* **To be done**:
Leave out the pictures and copy each record below exactly.

* **Data records**:
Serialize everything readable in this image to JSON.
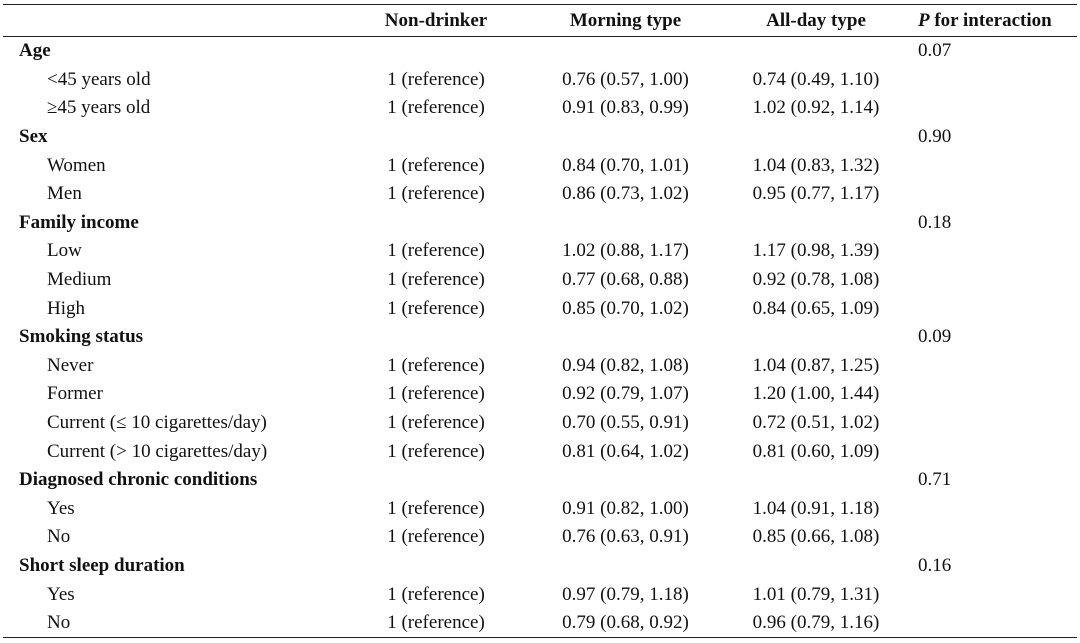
{
  "headers": [
    "",
    "Non-drinker",
    "Morning type",
    "All-day type",
    "for interaction"
  ],
  "p_italic": "P",
  "groups": [
    {
      "name": "Age",
      "p": "0.07",
      "rows": [
        {
          "label": "<45 years old",
          "non": "1 (reference)",
          "morning": "0.76 (0.57, 1.00)",
          "allday": "0.74 (0.49, 1.10)"
        },
        {
          "label": "≥45 years old",
          "non": "1 (reference)",
          "morning": "0.91 (0.83, 0.99)",
          "allday": "1.02 (0.92, 1.14)"
        }
      ]
    },
    {
      "name": "Sex",
      "p": "0.90",
      "rows": [
        {
          "label": "Women",
          "non": "1 (reference)",
          "morning": "0.84 (0.70, 1.01)",
          "allday": "1.04 (0.83, 1.32)"
        },
        {
          "label": "Men",
          "non": "1 (reference)",
          "morning": "0.86 (0.73, 1.02)",
          "allday": "0.95 (0.77, 1.17)"
        }
      ]
    },
    {
      "name": "Family income",
      "p": "0.18",
      "rows": [
        {
          "label": "Low",
          "non": "1 (reference)",
          "morning": "1.02 (0.88, 1.17)",
          "allday": "1.17 (0.98, 1.39)"
        },
        {
          "label": "Medium",
          "non": "1 (reference)",
          "morning": "0.77 (0.68, 0.88)",
          "allday": "0.92 (0.78, 1.08)"
        },
        {
          "label": "High",
          "non": "1 (reference)",
          "morning": "0.85 (0.70, 1.02)",
          "allday": "0.84 (0.65, 1.09)"
        }
      ]
    },
    {
      "name": "Smoking status",
      "p": "0.09",
      "rows": [
        {
          "label": "Never",
          "non": "1 (reference)",
          "morning": "0.94 (0.82, 1.08)",
          "allday": "1.04 (0.87, 1.25)"
        },
        {
          "label": "Former",
          "non": "1 (reference)",
          "morning": "0.92 (0.79, 1.07)",
          "allday": "1.20 (1.00, 1.44)"
        },
        {
          "label": "Current (≤ 10 cigarettes/day)",
          "non": "1 (reference)",
          "morning": "0.70 (0.55, 0.91)",
          "allday": "0.72 (0.51, 1.02)"
        },
        {
          "label": "Current (> 10 cigarettes/day)",
          "non": "1 (reference)",
          "morning": "0.81 (0.64, 1.02)",
          "allday": "0.81 (0.60, 1.09)"
        }
      ]
    },
    {
      "name": "Diagnosed chronic conditions",
      "p": "0.71",
      "rows": [
        {
          "label": "Yes",
          "non": "1 (reference)",
          "morning": "0.91 (0.82, 1.00)",
          "allday": "1.04 (0.91, 1.18)"
        },
        {
          "label": "No",
          "non": "1 (reference)",
          "morning": "0.76 (0.63, 0.91)",
          "allday": "0.85 (0.66, 1.08)"
        }
      ]
    },
    {
      "name": "Short sleep duration",
      "p": "0.16",
      "rows": [
        {
          "label": "Yes",
          "non": "1 (reference)",
          "morning": "0.97 (0.79, 1.18)",
          "allday": "1.01 (0.79, 1.31)"
        },
        {
          "label": "No",
          "non": "1 (reference)",
          "morning": "0.79 (0.68, 0.92)",
          "allday": "0.96 (0.79, 1.16)"
        }
      ]
    }
  ]
}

* **The result**:
Serialize everything readable in this image to JSON.
{
  "headers": [
    "",
    "Non-drinker",
    "Morning type",
    "All-day type",
    "for interaction"
  ],
  "p_italic": "P",
  "groups": [
    {
      "name": "Age",
      "p": "0.07",
      "rows": [
        {
          "label": "<45 years old",
          "non": "1 (reference)",
          "morning": "0.76 (0.57, 1.00)",
          "allday": "0.74 (0.49, 1.10)"
        },
        {
          "label": "≥45 years old",
          "non": "1 (reference)",
          "morning": "0.91 (0.83, 0.99)",
          "allday": "1.02 (0.92, 1.14)"
        }
      ]
    },
    {
      "name": "Sex",
      "p": "0.90",
      "rows": [
        {
          "label": "Women",
          "non": "1 (reference)",
          "morning": "0.84 (0.70, 1.01)",
          "allday": "1.04 (0.83, 1.32)"
        },
        {
          "label": "Men",
          "non": "1 (reference)",
          "morning": "0.86 (0.73, 1.02)",
          "allday": "0.95 (0.77, 1.17)"
        }
      ]
    },
    {
      "name": "Family income",
      "p": "0.18",
      "rows": [
        {
          "label": "Low",
          "non": "1 (reference)",
          "morning": "1.02 (0.88, 1.17)",
          "allday": "1.17 (0.98, 1.39)"
        },
        {
          "label": "Medium",
          "non": "1 (reference)",
          "morning": "0.77 (0.68, 0.88)",
          "allday": "0.92 (0.78, 1.08)"
        },
        {
          "label": "High",
          "non": "1 (reference)",
          "morning": "0.85 (0.70, 1.02)",
          "allday": "0.84 (0.65, 1.09)"
        }
      ]
    },
    {
      "name": "Smoking status",
      "p": "0.09",
      "rows": [
        {
          "label": "Never",
          "non": "1 (reference)",
          "morning": "0.94 (0.82, 1.08)",
          "allday": "1.04 (0.87, 1.25)"
        },
        {
          "label": "Former",
          "non": "1 (reference)",
          "morning": "0.92 (0.79, 1.07)",
          "allday": "1.20 (1.00, 1.44)"
        },
        {
          "label": "Current (≤ 10 cigarettes/day)",
          "non": "1 (reference)",
          "morning": "0.70 (0.55, 0.91)",
          "allday": "0.72 (0.51, 1.02)"
        },
        {
          "label": "Current (> 10 cigarettes/day)",
          "non": "1 (reference)",
          "morning": "0.81 (0.64, 1.02)",
          "allday": "0.81 (0.60, 1.09)"
        }
      ]
    },
    {
      "name": "Diagnosed chronic conditions",
      "p": "0.71",
      "rows": [
        {
          "label": "Yes",
          "non": "1 (reference)",
          "morning": "0.91 (0.82, 1.00)",
          "allday": "1.04 (0.91, 1.18)"
        },
        {
          "label": "No",
          "non": "1 (reference)",
          "morning": "0.76 (0.63, 0.91)",
          "allday": "0.85 (0.66, 1.08)"
        }
      ]
    },
    {
      "name": "Short sleep duration",
      "p": "0.16",
      "rows": [
        {
          "label": "Yes",
          "non": "1 (reference)",
          "morning": "0.97 (0.79, 1.18)",
          "allday": "1.01 (0.79, 1.31)"
        },
        {
          "label": "No",
          "non": "1 (reference)",
          "morning": "0.79 (0.68, 0.92)",
          "allday": "0.96 (0.79, 1.16)"
        }
      ]
    }
  ]
}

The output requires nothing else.